-- Start Records for processing --

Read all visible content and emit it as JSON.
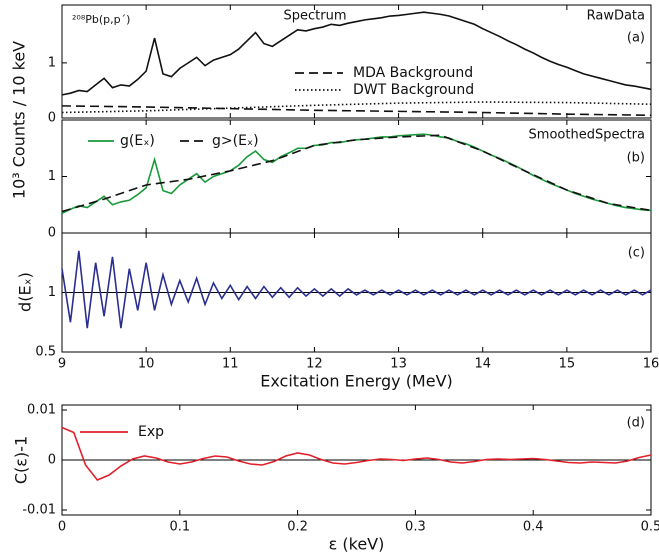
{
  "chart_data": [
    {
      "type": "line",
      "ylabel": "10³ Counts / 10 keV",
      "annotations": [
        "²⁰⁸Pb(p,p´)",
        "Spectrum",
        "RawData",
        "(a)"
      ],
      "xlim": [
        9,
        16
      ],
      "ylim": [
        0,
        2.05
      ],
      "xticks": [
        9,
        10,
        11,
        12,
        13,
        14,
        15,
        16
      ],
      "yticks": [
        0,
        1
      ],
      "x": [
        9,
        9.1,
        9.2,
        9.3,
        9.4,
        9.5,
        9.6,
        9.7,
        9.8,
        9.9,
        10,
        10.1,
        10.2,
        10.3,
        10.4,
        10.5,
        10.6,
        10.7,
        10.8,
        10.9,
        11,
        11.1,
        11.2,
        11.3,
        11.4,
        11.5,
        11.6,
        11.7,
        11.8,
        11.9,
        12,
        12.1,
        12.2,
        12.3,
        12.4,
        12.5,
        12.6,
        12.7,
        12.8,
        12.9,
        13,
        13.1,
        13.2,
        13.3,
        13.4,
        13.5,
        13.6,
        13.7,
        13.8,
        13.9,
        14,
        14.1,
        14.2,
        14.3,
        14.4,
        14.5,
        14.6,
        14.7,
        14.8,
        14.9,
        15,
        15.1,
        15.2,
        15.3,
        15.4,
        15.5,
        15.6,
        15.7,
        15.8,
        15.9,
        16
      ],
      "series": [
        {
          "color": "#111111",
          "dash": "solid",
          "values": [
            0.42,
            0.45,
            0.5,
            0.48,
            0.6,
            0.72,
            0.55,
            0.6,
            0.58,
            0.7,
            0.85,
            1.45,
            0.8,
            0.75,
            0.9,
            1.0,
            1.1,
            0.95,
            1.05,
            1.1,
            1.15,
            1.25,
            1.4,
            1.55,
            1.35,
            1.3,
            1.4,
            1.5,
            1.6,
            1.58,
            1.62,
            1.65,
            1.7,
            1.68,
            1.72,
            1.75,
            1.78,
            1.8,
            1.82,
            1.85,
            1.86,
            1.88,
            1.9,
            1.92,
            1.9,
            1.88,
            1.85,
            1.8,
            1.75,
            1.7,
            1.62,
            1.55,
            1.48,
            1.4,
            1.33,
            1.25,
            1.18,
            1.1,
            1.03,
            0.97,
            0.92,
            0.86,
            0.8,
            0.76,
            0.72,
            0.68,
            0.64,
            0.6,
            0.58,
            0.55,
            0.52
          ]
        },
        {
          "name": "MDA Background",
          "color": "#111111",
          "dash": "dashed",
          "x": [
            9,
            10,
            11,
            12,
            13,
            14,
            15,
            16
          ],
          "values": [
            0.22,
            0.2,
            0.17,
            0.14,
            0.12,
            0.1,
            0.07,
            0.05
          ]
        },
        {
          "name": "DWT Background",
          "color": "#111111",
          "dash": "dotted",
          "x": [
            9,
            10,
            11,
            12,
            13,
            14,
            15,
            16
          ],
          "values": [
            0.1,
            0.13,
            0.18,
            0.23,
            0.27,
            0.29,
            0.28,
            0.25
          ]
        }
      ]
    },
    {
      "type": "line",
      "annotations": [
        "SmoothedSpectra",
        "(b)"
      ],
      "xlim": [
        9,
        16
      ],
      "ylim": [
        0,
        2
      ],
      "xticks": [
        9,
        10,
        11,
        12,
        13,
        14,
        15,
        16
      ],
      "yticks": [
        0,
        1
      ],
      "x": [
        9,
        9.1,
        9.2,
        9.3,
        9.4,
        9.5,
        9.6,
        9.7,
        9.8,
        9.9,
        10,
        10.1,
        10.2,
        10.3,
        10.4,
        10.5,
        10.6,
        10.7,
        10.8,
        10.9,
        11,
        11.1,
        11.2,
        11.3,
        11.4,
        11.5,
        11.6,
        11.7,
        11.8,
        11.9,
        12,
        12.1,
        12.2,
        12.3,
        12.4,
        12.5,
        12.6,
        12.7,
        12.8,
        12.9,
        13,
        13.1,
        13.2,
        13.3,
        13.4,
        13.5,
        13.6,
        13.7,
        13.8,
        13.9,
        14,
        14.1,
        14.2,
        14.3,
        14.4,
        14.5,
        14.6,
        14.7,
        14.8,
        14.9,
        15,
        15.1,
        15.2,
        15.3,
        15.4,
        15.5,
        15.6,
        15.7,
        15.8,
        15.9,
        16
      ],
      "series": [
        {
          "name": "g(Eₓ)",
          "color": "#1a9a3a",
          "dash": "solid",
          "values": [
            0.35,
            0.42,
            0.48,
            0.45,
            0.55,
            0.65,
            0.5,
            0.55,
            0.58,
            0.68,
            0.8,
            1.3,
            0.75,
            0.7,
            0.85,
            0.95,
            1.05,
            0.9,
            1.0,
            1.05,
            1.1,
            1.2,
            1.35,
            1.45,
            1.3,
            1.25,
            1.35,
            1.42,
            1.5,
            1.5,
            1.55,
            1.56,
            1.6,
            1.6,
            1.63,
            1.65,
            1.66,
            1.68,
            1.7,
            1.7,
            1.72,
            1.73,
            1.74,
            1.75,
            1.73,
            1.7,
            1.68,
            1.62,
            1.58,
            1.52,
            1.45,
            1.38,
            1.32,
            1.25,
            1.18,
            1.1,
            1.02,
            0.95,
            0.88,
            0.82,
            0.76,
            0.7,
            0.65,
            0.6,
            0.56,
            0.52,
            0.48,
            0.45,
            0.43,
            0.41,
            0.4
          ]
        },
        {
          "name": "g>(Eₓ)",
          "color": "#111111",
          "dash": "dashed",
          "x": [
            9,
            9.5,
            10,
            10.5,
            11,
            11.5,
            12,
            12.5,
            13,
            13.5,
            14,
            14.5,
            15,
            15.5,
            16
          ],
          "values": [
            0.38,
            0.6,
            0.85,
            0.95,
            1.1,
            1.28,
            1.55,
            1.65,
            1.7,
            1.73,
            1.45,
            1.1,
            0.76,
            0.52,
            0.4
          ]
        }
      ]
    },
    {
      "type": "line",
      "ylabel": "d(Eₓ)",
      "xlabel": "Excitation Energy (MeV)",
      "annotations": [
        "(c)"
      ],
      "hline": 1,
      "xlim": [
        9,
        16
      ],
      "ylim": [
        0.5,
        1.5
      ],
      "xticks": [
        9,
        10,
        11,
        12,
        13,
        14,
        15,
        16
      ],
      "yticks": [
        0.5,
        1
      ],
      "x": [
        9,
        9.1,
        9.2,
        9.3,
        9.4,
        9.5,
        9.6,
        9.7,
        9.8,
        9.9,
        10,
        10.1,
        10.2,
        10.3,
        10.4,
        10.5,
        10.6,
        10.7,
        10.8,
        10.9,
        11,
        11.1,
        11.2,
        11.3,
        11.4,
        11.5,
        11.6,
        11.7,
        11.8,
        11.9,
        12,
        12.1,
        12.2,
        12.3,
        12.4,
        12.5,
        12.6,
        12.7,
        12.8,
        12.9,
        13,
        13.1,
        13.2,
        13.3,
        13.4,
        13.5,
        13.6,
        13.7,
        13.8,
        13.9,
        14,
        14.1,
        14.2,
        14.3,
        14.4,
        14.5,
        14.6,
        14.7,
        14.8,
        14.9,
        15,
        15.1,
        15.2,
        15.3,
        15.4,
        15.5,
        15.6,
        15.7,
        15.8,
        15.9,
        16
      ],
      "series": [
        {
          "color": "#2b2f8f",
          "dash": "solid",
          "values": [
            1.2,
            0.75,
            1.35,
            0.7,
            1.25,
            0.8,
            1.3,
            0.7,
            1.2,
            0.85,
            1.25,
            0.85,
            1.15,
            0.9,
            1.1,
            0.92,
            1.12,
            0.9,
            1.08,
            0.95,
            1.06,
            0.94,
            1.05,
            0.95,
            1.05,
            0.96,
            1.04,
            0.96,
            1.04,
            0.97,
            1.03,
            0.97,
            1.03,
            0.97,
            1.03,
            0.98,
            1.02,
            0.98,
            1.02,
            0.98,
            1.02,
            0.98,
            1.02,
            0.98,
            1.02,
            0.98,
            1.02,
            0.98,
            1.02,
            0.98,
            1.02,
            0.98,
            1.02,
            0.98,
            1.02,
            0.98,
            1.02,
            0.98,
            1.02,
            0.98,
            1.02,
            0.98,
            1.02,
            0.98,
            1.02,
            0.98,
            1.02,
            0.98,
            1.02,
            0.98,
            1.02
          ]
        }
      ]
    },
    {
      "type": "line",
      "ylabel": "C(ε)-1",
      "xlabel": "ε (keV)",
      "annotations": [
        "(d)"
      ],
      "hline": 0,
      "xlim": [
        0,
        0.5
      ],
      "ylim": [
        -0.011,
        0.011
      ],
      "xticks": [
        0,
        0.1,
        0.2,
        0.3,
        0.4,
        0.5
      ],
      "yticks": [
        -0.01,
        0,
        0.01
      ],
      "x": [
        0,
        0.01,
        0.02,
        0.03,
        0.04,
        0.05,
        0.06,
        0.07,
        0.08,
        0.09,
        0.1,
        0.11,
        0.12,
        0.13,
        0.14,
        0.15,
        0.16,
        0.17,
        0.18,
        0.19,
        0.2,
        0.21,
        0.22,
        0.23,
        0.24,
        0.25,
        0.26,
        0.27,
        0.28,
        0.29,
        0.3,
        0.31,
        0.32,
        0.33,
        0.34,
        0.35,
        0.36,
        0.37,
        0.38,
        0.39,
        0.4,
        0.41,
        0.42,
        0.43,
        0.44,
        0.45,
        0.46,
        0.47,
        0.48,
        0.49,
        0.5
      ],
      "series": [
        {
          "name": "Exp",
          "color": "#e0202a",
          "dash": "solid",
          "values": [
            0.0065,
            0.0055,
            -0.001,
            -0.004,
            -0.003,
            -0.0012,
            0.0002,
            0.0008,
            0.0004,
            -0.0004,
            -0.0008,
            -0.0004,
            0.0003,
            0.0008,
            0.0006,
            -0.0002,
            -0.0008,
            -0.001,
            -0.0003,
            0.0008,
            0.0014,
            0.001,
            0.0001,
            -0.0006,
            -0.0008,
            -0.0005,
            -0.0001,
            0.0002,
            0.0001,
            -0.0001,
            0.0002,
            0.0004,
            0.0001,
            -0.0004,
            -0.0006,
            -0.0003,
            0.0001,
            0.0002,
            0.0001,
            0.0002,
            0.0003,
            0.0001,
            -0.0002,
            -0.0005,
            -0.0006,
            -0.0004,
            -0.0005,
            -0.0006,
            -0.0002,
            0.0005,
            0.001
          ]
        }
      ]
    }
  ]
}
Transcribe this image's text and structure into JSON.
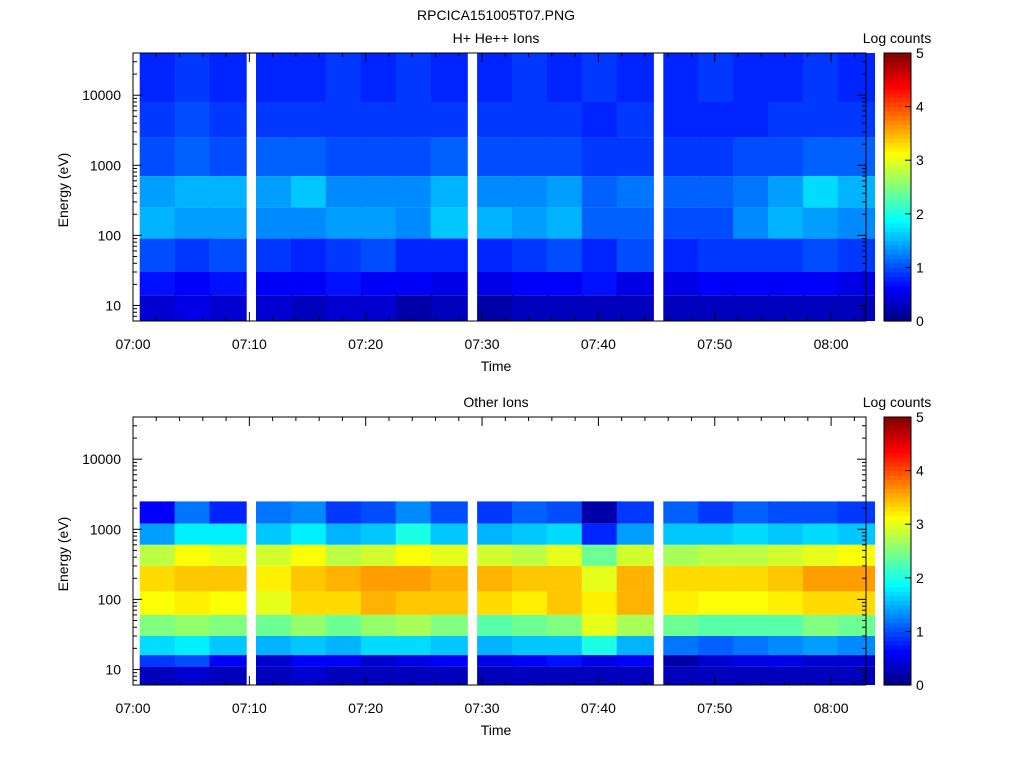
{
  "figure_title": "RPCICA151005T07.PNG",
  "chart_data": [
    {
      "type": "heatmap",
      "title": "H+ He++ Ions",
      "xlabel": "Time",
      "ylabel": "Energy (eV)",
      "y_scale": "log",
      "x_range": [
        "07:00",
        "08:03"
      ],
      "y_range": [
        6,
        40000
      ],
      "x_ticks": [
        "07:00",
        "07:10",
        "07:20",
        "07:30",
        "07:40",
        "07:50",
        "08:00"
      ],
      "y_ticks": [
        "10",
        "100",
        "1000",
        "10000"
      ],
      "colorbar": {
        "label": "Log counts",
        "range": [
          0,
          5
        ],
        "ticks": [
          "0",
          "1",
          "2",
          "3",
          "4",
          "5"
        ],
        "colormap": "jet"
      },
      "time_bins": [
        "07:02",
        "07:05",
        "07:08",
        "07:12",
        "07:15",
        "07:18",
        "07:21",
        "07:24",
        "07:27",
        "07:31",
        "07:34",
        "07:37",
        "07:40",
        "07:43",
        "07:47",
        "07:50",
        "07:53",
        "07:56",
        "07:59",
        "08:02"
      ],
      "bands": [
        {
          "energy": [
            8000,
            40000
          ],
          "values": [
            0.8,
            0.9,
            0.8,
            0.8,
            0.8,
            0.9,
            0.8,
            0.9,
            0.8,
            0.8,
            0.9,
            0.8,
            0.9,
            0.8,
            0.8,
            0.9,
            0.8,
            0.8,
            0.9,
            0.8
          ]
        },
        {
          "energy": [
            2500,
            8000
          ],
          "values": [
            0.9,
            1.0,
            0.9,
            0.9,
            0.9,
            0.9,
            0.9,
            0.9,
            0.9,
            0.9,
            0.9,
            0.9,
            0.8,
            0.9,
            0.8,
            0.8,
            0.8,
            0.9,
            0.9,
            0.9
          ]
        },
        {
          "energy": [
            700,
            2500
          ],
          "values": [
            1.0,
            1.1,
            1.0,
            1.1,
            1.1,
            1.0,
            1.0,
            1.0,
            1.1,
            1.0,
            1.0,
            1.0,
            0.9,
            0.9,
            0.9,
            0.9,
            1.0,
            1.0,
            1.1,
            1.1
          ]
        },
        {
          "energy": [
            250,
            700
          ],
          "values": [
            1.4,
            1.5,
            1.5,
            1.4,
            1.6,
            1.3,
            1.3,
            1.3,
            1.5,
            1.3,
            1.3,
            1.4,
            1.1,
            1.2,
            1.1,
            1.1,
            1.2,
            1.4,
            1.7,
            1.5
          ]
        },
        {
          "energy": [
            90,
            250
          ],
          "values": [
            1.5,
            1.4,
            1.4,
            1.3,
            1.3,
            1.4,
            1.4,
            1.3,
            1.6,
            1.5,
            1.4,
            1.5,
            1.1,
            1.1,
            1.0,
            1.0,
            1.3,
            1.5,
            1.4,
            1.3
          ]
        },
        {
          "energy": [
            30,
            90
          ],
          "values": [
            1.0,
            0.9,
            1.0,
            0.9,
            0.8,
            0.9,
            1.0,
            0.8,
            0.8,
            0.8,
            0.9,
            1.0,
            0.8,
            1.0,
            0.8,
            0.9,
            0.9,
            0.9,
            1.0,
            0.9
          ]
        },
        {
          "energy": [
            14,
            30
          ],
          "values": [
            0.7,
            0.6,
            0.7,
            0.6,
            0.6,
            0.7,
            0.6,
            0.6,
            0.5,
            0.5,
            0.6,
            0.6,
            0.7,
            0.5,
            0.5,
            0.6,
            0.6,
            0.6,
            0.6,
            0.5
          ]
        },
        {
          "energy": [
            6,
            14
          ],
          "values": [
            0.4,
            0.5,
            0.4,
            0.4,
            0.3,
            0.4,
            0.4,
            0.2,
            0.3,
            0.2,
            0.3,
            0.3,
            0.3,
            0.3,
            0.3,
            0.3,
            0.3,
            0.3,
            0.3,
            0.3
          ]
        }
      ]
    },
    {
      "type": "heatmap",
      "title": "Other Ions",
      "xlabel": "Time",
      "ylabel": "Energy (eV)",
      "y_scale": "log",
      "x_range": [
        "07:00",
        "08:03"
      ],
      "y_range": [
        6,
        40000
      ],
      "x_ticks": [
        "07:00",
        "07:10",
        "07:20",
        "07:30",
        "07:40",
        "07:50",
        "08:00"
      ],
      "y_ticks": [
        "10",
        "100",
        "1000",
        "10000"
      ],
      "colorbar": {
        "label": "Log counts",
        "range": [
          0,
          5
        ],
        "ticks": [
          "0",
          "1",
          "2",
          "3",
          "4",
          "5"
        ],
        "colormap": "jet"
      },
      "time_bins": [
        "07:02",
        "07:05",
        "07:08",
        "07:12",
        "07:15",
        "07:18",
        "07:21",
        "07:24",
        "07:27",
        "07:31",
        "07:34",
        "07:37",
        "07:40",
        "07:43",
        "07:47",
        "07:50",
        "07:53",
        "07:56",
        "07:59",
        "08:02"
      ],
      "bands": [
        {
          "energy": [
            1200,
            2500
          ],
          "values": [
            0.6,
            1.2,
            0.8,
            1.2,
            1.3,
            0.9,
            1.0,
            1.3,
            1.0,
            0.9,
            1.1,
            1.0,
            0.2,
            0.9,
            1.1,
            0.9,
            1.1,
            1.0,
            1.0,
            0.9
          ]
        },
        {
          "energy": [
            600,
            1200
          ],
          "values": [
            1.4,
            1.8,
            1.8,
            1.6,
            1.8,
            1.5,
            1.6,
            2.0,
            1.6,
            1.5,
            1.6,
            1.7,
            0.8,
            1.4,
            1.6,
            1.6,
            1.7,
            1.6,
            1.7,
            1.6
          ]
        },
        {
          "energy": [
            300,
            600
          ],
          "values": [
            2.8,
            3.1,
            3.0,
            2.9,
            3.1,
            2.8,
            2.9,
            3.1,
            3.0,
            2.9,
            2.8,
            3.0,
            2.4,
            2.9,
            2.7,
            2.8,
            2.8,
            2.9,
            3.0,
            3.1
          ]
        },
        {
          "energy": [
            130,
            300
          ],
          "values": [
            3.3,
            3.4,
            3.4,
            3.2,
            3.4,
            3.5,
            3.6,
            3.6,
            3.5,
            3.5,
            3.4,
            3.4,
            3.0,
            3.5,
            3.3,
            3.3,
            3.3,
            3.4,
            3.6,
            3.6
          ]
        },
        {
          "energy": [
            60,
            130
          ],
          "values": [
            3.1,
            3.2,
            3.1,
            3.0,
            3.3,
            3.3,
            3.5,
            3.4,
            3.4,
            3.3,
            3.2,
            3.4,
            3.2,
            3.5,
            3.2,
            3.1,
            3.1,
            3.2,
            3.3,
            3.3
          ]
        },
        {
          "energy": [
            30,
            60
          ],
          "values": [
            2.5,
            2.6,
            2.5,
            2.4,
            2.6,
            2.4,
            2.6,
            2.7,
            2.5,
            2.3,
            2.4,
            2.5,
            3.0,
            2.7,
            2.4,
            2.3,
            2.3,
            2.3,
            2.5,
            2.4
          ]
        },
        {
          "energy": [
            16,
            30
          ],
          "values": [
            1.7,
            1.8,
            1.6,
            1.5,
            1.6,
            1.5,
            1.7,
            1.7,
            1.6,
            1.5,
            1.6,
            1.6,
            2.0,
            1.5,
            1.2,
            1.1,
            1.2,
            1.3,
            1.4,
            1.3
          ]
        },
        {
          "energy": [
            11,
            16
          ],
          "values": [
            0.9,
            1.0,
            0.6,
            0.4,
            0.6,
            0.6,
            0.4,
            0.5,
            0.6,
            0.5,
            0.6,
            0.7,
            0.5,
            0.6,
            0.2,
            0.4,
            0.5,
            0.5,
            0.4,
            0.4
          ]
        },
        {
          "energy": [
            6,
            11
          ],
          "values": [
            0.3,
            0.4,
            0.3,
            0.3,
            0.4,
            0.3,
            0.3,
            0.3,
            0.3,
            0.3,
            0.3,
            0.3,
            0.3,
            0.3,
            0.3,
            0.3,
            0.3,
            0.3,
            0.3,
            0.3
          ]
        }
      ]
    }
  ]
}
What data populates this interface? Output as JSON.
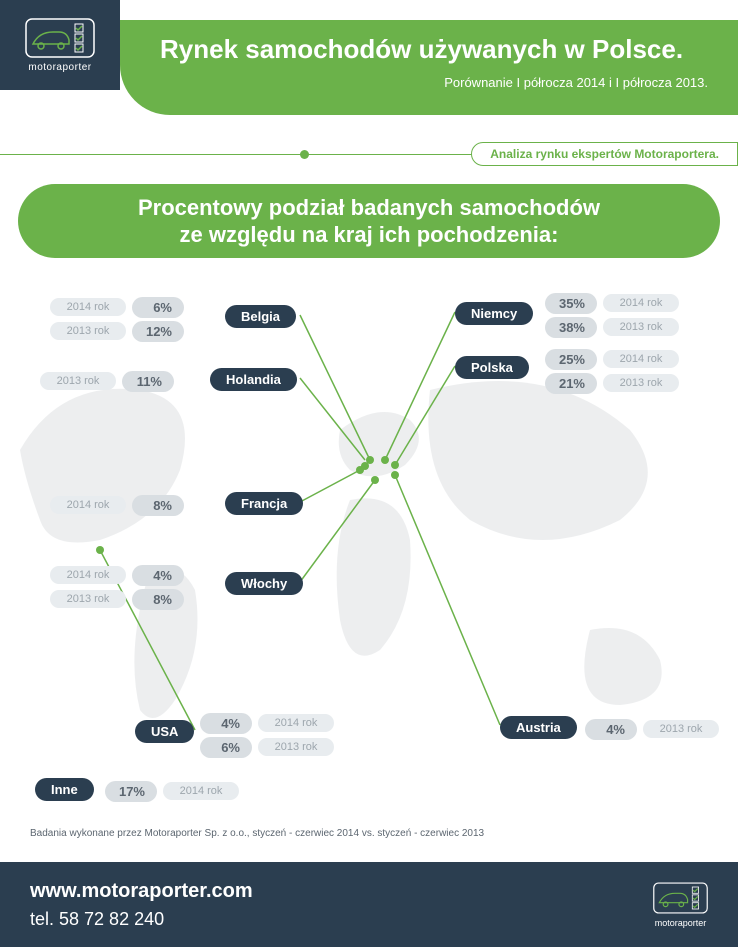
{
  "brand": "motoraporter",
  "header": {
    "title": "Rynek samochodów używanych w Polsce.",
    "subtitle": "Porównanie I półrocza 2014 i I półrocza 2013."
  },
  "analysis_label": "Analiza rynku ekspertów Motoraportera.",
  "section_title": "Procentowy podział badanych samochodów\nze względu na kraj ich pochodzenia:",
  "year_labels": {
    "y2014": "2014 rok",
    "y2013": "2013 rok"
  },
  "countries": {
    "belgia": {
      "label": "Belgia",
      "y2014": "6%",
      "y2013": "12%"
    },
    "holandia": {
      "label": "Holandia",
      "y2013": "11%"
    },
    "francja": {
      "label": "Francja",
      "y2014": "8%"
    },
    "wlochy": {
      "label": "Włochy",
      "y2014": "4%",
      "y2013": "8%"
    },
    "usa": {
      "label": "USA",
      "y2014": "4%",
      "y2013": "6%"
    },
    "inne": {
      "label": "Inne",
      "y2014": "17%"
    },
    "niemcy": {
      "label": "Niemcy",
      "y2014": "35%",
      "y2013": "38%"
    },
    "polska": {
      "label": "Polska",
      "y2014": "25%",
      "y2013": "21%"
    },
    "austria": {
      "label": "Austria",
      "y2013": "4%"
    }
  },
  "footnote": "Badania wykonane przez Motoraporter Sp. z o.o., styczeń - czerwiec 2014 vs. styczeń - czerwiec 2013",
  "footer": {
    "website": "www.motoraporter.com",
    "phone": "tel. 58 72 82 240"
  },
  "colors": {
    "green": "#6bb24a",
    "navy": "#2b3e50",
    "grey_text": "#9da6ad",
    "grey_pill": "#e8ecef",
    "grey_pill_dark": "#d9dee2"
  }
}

-- End Records for processing --

Exercise requirements.
Read through the lines above and collect those that contain the string "this".

Task output.
Transcribe this image's text and structure into JSON.
What data populates this interface? Output as JSON.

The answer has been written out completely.